- **Given exercise**:
Reproduce every record below exactly as written, leaving out any pictures.

- **Data entries**:
+++
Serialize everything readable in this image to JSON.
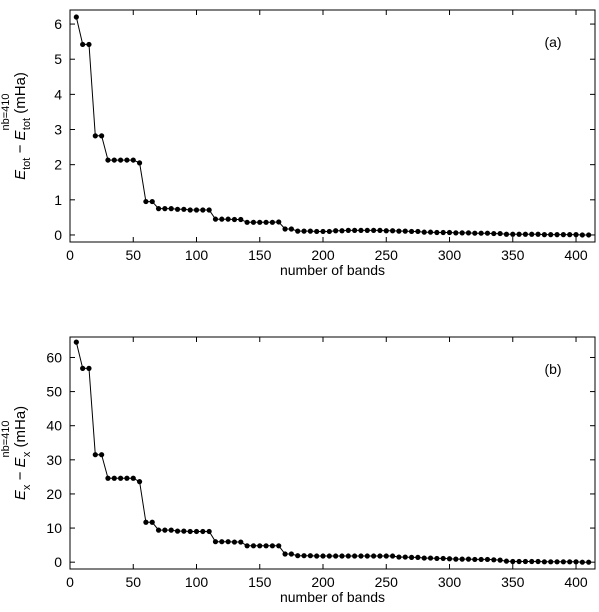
{
  "chart_data": [
    {
      "type": "line",
      "panel_label": "(a)",
      "xlabel": "number of bands",
      "ylabel": {
        "var": "E",
        "sub": "tot",
        "minus": " − E",
        "sup": "nb=410",
        "sub2": "tot",
        "unit": "(mHa)"
      },
      "xlim": [
        0,
        415
      ],
      "ylim": [
        -0.2,
        6.4
      ],
      "xticks": [
        0,
        50,
        100,
        150,
        200,
        250,
        300,
        350,
        400
      ],
      "yticks": [
        0,
        1,
        2,
        3,
        4,
        5,
        6
      ],
      "series": [
        {
          "x": [
            5,
            10,
            15,
            20,
            25,
            30,
            35,
            40,
            45,
            50,
            55,
            60,
            65,
            70,
            75,
            80,
            85,
            90,
            95,
            100,
            105,
            110,
            115,
            120,
            125,
            130,
            135,
            140,
            145,
            150,
            155,
            160,
            165,
            170,
            175,
            180,
            185,
            190,
            195,
            200,
            205,
            210,
            215,
            220,
            225,
            230,
            235,
            240,
            245,
            250,
            255,
            260,
            265,
            270,
            275,
            280,
            285,
            290,
            295,
            300,
            305,
            310,
            315,
            320,
            325,
            330,
            335,
            340,
            345,
            350,
            355,
            360,
            365,
            370,
            375,
            380,
            385,
            390,
            395,
            400,
            405,
            410
          ],
          "y": [
            6.2,
            5.42,
            5.42,
            2.82,
            2.82,
            2.13,
            2.13,
            2.13,
            2.13,
            2.13,
            2.05,
            0.95,
            0.95,
            0.75,
            0.75,
            0.75,
            0.73,
            0.73,
            0.71,
            0.71,
            0.71,
            0.71,
            0.45,
            0.45,
            0.45,
            0.44,
            0.44,
            0.36,
            0.36,
            0.36,
            0.36,
            0.36,
            0.37,
            0.17,
            0.17,
            0.11,
            0.11,
            0.11,
            0.1,
            0.1,
            0.1,
            0.12,
            0.12,
            0.13,
            0.13,
            0.13,
            0.13,
            0.13,
            0.13,
            0.12,
            0.12,
            0.11,
            0.11,
            0.1,
            0.1,
            0.08,
            0.08,
            0.07,
            0.07,
            0.07,
            0.06,
            0.06,
            0.06,
            0.05,
            0.05,
            0.05,
            0.04,
            0.04,
            0.02,
            0.02,
            0.02,
            0.02,
            0.02,
            0.02,
            0.01,
            0.01,
            0.01,
            0.01,
            0.01,
            0.01,
            0.0,
            0.0
          ]
        }
      ]
    },
    {
      "type": "line",
      "panel_label": "(b)",
      "xlabel": "number of bands",
      "ylabel": {
        "var": "E",
        "sub": "x",
        "minus": " − E",
        "sup": "nb=410",
        "sub2": "x",
        "unit": "(mHa)"
      },
      "xlim": [
        0,
        415
      ],
      "ylim": [
        -2,
        66
      ],
      "xticks": [
        0,
        50,
        100,
        150,
        200,
        250,
        300,
        350,
        400
      ],
      "yticks": [
        0,
        10,
        20,
        30,
        40,
        50,
        60
      ],
      "series": [
        {
          "x": [
            5,
            10,
            15,
            20,
            25,
            30,
            35,
            40,
            45,
            50,
            55,
            60,
            65,
            70,
            75,
            80,
            85,
            90,
            95,
            100,
            105,
            110,
            115,
            120,
            125,
            130,
            135,
            140,
            145,
            150,
            155,
            160,
            165,
            170,
            175,
            180,
            185,
            190,
            195,
            200,
            205,
            210,
            215,
            220,
            225,
            230,
            235,
            240,
            245,
            250,
            255,
            260,
            265,
            270,
            275,
            280,
            285,
            290,
            295,
            300,
            305,
            310,
            315,
            320,
            325,
            330,
            335,
            340,
            345,
            350,
            355,
            360,
            365,
            370,
            375,
            380,
            385,
            390,
            395,
            400,
            405,
            410
          ],
          "y": [
            64.5,
            56.8,
            56.8,
            31.5,
            31.5,
            24.6,
            24.6,
            24.6,
            24.6,
            24.6,
            23.6,
            11.7,
            11.7,
            9.4,
            9.4,
            9.4,
            9.1,
            9.1,
            9.0,
            9.0,
            9.0,
            9.0,
            6.0,
            6.0,
            6.0,
            5.9,
            5.9,
            4.8,
            4.8,
            4.8,
            4.8,
            4.8,
            4.8,
            2.4,
            2.4,
            1.9,
            1.9,
            1.9,
            1.8,
            1.8,
            1.8,
            1.8,
            1.8,
            1.8,
            1.8,
            1.8,
            1.8,
            1.8,
            1.8,
            1.8,
            1.8,
            1.5,
            1.5,
            1.4,
            1.4,
            1.2,
            1.2,
            1.1,
            1.1,
            1.0,
            0.9,
            0.9,
            0.9,
            0.8,
            0.8,
            0.8,
            0.7,
            0.6,
            0.3,
            0.2,
            0.2,
            0.2,
            0.2,
            0.2,
            0.1,
            0.1,
            0.1,
            0.1,
            0.1,
            0.1,
            0.0,
            0.0
          ]
        }
      ]
    }
  ]
}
+++
- **Right answer**:
Serialize everything readable in this image to JSON.
{
  "chart_data": [
    {
      "type": "line",
      "panel_label": "(a)",
      "xlabel": "number of bands",
      "ylabel": {
        "var": "E",
        "sub": "tot",
        "minus": " − E",
        "sup": "nb=410",
        "sub2": "tot",
        "unit": "(mHa)"
      },
      "xlim": [
        0,
        415
      ],
      "ylim": [
        -0.2,
        6.4
      ],
      "xticks": [
        0,
        50,
        100,
        150,
        200,
        250,
        300,
        350,
        400
      ],
      "yticks": [
        0,
        1,
        2,
        3,
        4,
        5,
        6
      ],
      "series": [
        {
          "x": [
            5,
            10,
            15,
            20,
            25,
            30,
            35,
            40,
            45,
            50,
            55,
            60,
            65,
            70,
            75,
            80,
            85,
            90,
            95,
            100,
            105,
            110,
            115,
            120,
            125,
            130,
            135,
            140,
            145,
            150,
            155,
            160,
            165,
            170,
            175,
            180,
            185,
            190,
            195,
            200,
            205,
            210,
            215,
            220,
            225,
            230,
            235,
            240,
            245,
            250,
            255,
            260,
            265,
            270,
            275,
            280,
            285,
            290,
            295,
            300,
            305,
            310,
            315,
            320,
            325,
            330,
            335,
            340,
            345,
            350,
            355,
            360,
            365,
            370,
            375,
            380,
            385,
            390,
            395,
            400,
            405,
            410
          ],
          "y": [
            6.2,
            5.42,
            5.42,
            2.82,
            2.82,
            2.13,
            2.13,
            2.13,
            2.13,
            2.13,
            2.05,
            0.95,
            0.95,
            0.75,
            0.75,
            0.75,
            0.73,
            0.73,
            0.71,
            0.71,
            0.71,
            0.71,
            0.45,
            0.45,
            0.45,
            0.44,
            0.44,
            0.36,
            0.36,
            0.36,
            0.36,
            0.36,
            0.37,
            0.17,
            0.17,
            0.11,
            0.11,
            0.11,
            0.1,
            0.1,
            0.1,
            0.12,
            0.12,
            0.13,
            0.13,
            0.13,
            0.13,
            0.13,
            0.13,
            0.12,
            0.12,
            0.11,
            0.11,
            0.1,
            0.1,
            0.08,
            0.08,
            0.07,
            0.07,
            0.07,
            0.06,
            0.06,
            0.06,
            0.05,
            0.05,
            0.05,
            0.04,
            0.04,
            0.02,
            0.02,
            0.02,
            0.02,
            0.02,
            0.02,
            0.01,
            0.01,
            0.01,
            0.01,
            0.01,
            0.01,
            0.0,
            0.0
          ]
        }
      ]
    },
    {
      "type": "line",
      "panel_label": "(b)",
      "xlabel": "number of bands",
      "ylabel": {
        "var": "E",
        "sub": "x",
        "minus": " − E",
        "sup": "nb=410",
        "sub2": "x",
        "unit": "(mHa)"
      },
      "xlim": [
        0,
        415
      ],
      "ylim": [
        -2,
        66
      ],
      "xticks": [
        0,
        50,
        100,
        150,
        200,
        250,
        300,
        350,
        400
      ],
      "yticks": [
        0,
        10,
        20,
        30,
        40,
        50,
        60
      ],
      "series": [
        {
          "x": [
            5,
            10,
            15,
            20,
            25,
            30,
            35,
            40,
            45,
            50,
            55,
            60,
            65,
            70,
            75,
            80,
            85,
            90,
            95,
            100,
            105,
            110,
            115,
            120,
            125,
            130,
            135,
            140,
            145,
            150,
            155,
            160,
            165,
            170,
            175,
            180,
            185,
            190,
            195,
            200,
            205,
            210,
            215,
            220,
            225,
            230,
            235,
            240,
            245,
            250,
            255,
            260,
            265,
            270,
            275,
            280,
            285,
            290,
            295,
            300,
            305,
            310,
            315,
            320,
            325,
            330,
            335,
            340,
            345,
            350,
            355,
            360,
            365,
            370,
            375,
            380,
            385,
            390,
            395,
            400,
            405,
            410
          ],
          "y": [
            64.5,
            56.8,
            56.8,
            31.5,
            31.5,
            24.6,
            24.6,
            24.6,
            24.6,
            24.6,
            23.6,
            11.7,
            11.7,
            9.4,
            9.4,
            9.4,
            9.1,
            9.1,
            9.0,
            9.0,
            9.0,
            9.0,
            6.0,
            6.0,
            6.0,
            5.9,
            5.9,
            4.8,
            4.8,
            4.8,
            4.8,
            4.8,
            4.8,
            2.4,
            2.4,
            1.9,
            1.9,
            1.9,
            1.8,
            1.8,
            1.8,
            1.8,
            1.8,
            1.8,
            1.8,
            1.8,
            1.8,
            1.8,
            1.8,
            1.8,
            1.8,
            1.5,
            1.5,
            1.4,
            1.4,
            1.2,
            1.2,
            1.1,
            1.1,
            1.0,
            0.9,
            0.9,
            0.9,
            0.8,
            0.8,
            0.8,
            0.7,
            0.6,
            0.3,
            0.2,
            0.2,
            0.2,
            0.2,
            0.2,
            0.1,
            0.1,
            0.1,
            0.1,
            0.1,
            0.1,
            0.0,
            0.0
          ]
        }
      ]
    }
  ]
}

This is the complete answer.